«Gli slavofili (di cui in un certo senso Vladimir Putin è l’ultimo interprete) sostengono che la Russia non abbia radici occidentali, ma che ne abbia altre, più profonde, che Pietro il Grande ha cercato di isterilire»
Intervengo solo ora in merito al complicato rapporto tra Russia ed Europa, a più di due anni dall’invasione russa dell’Ucraina. Ho atteso a lungo perché ho preferito lasciar sfumare il fragoroso vociare di tutti coloro che, a vario titolo, si affrettavano a sfoderare pubblicamente la verità che tenevano in tasca. E anche perché, in un certo senso, questa guerra ha messo in discussione un mio progetto di vita (la scelta di studiare la lingua e la cultura russa). Non tanto la scelta in sé (lo rifarei) quanto la sua lungimiranza.
Mi guardo bene dal voler trovare torti e ragioni, in questa guerra (anche se, per chiunque abbia un minimo di onestà intellettuale, è evidente chi sia la vittima, tra le due parti). Quello che mi limiterò a fare è fornire un po’ di contesto per capire come mai i russi sono così diffidenti nei confronti dell’Europa, perché non si ribellano a Putin, insomma… perché sono così diversi da noi.
Mosca, 1815
Questa storia parte da lontano, da quando, all’inizio del Settecento, Pietro il Grande edifica una nuova capitale affacciata sull’Europa (San Pietroburgo) e impone alla corte russa di adottare costumi occidentali in modo abbastanza brutale.

□ □ □

■ CONSEGNA: Per favore, riporta il testo sul rapporto tra Russia ed Europa tra "Mosca, 1815" e "modo abbastanza brutale.", estremi inclusi, sostituendo "Settecento" con "XVIII secolo". Le righe successive provengono da un'altra fonte.

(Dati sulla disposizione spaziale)
□ □ □

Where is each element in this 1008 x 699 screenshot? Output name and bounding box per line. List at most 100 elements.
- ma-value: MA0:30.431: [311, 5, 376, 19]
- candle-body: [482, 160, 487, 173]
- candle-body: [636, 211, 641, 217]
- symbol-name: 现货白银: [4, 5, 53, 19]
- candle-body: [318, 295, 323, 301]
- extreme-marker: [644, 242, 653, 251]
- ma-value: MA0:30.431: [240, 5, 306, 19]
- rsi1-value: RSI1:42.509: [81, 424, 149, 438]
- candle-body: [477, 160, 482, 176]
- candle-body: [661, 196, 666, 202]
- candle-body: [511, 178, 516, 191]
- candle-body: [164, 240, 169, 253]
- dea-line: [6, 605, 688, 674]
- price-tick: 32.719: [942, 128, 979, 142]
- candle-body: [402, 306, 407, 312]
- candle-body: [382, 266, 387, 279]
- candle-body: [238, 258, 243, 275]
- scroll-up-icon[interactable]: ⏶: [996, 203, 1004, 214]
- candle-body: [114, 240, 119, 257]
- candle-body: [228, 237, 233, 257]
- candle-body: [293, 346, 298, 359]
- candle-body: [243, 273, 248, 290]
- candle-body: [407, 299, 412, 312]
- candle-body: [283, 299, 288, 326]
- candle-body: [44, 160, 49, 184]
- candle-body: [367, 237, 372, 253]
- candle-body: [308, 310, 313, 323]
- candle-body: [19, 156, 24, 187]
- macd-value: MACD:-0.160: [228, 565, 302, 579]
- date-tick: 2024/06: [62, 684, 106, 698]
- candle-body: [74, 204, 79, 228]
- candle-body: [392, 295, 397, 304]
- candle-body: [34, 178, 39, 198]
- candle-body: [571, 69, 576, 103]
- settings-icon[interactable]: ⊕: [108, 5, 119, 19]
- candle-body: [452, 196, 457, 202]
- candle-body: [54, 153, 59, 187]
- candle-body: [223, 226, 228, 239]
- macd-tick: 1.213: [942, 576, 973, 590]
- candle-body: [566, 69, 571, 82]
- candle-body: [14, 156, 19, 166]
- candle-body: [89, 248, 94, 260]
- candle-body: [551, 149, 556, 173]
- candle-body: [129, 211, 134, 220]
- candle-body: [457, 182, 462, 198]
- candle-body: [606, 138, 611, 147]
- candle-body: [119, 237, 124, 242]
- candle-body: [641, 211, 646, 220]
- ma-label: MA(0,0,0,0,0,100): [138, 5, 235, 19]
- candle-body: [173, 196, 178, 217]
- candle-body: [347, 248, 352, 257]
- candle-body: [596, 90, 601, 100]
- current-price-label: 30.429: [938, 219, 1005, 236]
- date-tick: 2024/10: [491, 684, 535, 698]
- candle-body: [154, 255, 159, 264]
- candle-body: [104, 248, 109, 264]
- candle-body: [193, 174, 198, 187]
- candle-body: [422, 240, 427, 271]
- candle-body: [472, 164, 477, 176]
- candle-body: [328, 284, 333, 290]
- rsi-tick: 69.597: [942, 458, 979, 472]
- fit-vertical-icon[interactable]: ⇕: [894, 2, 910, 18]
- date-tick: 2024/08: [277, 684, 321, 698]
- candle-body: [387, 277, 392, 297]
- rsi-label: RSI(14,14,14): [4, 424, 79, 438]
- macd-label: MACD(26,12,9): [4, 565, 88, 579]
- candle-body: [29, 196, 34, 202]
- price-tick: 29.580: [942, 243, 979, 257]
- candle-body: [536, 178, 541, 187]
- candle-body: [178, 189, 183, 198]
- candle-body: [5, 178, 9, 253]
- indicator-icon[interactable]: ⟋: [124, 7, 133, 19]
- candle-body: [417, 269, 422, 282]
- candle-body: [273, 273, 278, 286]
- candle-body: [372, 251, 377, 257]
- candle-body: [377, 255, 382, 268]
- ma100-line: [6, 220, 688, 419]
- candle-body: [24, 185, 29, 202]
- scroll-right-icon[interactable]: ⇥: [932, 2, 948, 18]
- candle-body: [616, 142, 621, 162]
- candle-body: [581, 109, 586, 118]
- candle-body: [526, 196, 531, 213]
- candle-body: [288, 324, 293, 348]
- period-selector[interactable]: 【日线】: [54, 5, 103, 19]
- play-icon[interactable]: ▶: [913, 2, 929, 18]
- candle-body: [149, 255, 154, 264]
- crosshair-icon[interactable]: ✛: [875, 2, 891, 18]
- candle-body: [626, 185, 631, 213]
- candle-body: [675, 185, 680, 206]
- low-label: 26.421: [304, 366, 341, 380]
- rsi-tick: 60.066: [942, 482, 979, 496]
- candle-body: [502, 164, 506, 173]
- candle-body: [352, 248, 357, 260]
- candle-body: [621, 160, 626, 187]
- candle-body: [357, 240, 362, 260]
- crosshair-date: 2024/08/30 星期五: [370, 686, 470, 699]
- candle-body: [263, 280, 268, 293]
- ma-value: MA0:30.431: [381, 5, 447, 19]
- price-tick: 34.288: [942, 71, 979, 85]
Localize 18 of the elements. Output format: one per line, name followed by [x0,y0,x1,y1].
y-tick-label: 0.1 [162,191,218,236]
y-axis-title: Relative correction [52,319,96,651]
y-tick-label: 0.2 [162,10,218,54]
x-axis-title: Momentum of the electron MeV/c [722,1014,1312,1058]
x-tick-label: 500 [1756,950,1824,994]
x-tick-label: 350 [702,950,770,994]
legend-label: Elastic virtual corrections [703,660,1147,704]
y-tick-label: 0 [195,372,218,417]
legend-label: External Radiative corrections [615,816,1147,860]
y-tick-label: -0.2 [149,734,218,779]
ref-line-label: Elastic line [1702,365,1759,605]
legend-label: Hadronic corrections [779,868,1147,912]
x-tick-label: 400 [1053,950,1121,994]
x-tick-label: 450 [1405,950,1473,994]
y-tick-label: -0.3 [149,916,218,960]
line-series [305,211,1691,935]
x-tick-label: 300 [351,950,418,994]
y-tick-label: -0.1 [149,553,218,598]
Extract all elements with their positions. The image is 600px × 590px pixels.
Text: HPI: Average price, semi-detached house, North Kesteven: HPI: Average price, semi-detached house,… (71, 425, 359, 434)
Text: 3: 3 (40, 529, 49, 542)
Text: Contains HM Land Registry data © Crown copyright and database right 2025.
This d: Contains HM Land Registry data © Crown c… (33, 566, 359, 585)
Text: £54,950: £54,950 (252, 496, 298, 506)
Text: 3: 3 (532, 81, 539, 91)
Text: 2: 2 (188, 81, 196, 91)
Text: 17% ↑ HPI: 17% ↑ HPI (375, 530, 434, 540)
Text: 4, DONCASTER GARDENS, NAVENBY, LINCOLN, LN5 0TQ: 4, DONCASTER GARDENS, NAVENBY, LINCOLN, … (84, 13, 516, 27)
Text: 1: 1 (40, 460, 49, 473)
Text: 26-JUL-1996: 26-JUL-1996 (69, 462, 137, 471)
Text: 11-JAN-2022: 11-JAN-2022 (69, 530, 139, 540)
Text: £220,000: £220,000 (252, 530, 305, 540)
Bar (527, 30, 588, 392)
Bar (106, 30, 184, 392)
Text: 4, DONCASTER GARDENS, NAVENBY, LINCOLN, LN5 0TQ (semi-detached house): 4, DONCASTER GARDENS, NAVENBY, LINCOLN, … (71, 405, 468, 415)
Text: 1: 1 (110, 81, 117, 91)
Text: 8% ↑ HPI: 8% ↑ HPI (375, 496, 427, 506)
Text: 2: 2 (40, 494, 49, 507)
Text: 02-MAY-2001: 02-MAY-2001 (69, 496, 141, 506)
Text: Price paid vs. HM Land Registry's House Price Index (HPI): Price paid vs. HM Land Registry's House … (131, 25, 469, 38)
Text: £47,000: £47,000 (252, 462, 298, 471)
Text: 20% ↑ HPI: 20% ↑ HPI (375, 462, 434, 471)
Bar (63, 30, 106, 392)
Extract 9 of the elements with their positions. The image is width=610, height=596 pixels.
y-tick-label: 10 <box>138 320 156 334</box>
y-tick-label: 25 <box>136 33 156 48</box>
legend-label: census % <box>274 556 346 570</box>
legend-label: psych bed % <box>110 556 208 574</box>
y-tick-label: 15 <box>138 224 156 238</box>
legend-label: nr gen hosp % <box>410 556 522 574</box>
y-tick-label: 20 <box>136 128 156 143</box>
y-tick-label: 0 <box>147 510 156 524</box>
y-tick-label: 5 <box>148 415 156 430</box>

□ □ □

■ SOLUZIONE:
Mosca, 1815
Questa storia parte da lontano, da quando, all’inizio del XVIII secolo, Pietro il Grande edifica una nuova capitale affacciata sull’Europa (San Pietroburgo) e impone alla corte russa di adottare costumi occidentali in modo abbastanza brutale.